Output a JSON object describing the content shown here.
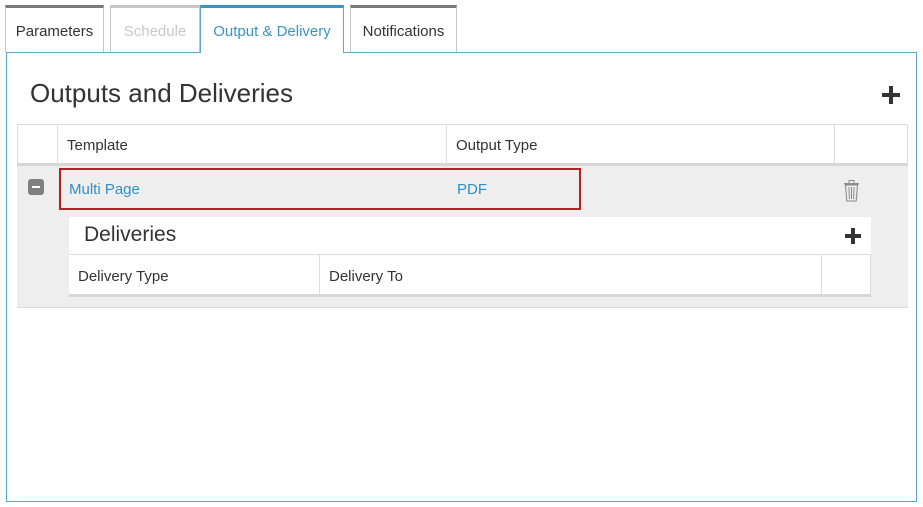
{
  "tabs": [
    {
      "label": "Parameters",
      "state": "normal"
    },
    {
      "label": "Schedule",
      "state": "disabled"
    },
    {
      "label": "Output & Delivery",
      "state": "active"
    },
    {
      "label": "Notifications",
      "state": "normal"
    }
  ],
  "section": {
    "title": "Outputs and Deliveries",
    "add_icon": "plus-icon"
  },
  "outputs_table": {
    "columns": [
      "Template",
      "Output Type"
    ],
    "rows": [
      {
        "template": "Multi Page",
        "output_type": "PDF",
        "expanded": true
      }
    ]
  },
  "deliveries": {
    "title": "Deliveries",
    "add_icon": "plus-icon",
    "columns": [
      "Delivery Type",
      "Delivery To"
    ]
  },
  "colors": {
    "accent": "#3a93c7",
    "link": "#2f8fc6",
    "selection_border": "#b22222",
    "row_bg": "#eeeeee"
  }
}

**WRITTEN EXERCISE:**
Except for the pictures, reproduce every line exactly.

**ANSWER TO THE EXERCISE:**
Output a JSON object describing the content shown here.
{
  "tabs": [
    {
      "label": "Parameters",
      "state": "normal"
    },
    {
      "label": "Schedule",
      "state": "disabled"
    },
    {
      "label": "Output & Delivery",
      "state": "active"
    },
    {
      "label": "Notifications",
      "state": "normal"
    }
  ],
  "section": {
    "title": "Outputs and Deliveries",
    "add_icon": "plus-icon"
  },
  "outputs_table": {
    "columns": [
      "Template",
      "Output Type"
    ],
    "rows": [
      {
        "template": "Multi Page",
        "output_type": "PDF",
        "expanded": true
      }
    ]
  },
  "deliveries": {
    "title": "Deliveries",
    "add_icon": "plus-icon",
    "columns": [
      "Delivery Type",
      "Delivery To"
    ]
  },
  "colors": {
    "accent": "#3a93c7",
    "link": "#2f8fc6",
    "selection_border": "#b22222",
    "row_bg": "#eeeeee"
  }
}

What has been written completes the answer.